[Saved entries]
┄┄┄┄┄┄┄┄┄┄

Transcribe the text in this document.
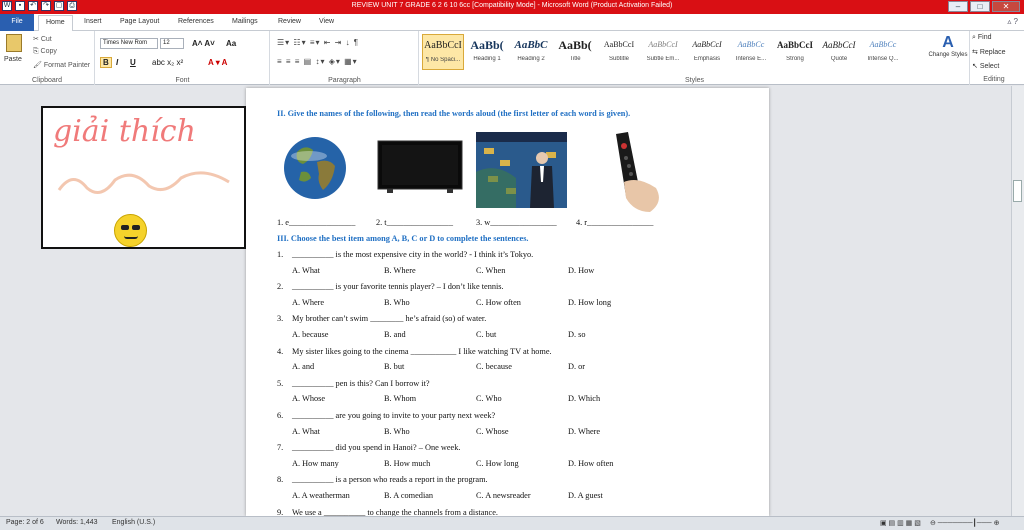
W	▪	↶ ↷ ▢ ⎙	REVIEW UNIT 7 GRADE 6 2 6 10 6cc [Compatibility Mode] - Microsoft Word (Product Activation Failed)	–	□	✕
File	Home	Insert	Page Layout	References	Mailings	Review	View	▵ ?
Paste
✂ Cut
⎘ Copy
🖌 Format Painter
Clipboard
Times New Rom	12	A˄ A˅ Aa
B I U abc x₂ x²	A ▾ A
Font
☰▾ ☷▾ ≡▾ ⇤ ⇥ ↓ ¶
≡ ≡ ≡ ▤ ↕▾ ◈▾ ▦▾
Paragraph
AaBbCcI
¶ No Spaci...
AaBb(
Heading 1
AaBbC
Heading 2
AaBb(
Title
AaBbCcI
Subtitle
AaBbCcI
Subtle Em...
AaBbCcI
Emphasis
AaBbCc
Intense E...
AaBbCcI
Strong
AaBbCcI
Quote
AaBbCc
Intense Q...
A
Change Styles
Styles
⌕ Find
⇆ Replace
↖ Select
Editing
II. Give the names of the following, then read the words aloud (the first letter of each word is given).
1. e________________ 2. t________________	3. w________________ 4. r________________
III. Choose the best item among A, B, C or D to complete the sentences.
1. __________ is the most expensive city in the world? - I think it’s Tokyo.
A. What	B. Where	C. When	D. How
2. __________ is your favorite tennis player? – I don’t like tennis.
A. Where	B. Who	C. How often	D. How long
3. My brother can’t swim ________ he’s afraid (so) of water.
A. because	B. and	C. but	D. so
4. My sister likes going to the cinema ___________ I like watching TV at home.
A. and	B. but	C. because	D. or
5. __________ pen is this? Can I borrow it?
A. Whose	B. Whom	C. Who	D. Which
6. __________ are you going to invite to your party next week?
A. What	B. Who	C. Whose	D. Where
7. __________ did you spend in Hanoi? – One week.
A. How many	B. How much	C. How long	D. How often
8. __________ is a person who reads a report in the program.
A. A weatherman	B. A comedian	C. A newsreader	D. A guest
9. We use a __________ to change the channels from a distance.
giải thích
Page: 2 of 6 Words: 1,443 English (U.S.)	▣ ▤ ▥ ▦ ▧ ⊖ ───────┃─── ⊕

┄┄┄┄┄┄┄┄┄┄

### WRITTEN INSTRUCTION
Say, as a number only, how many lines of the data contain "this".

### SOLUTION
2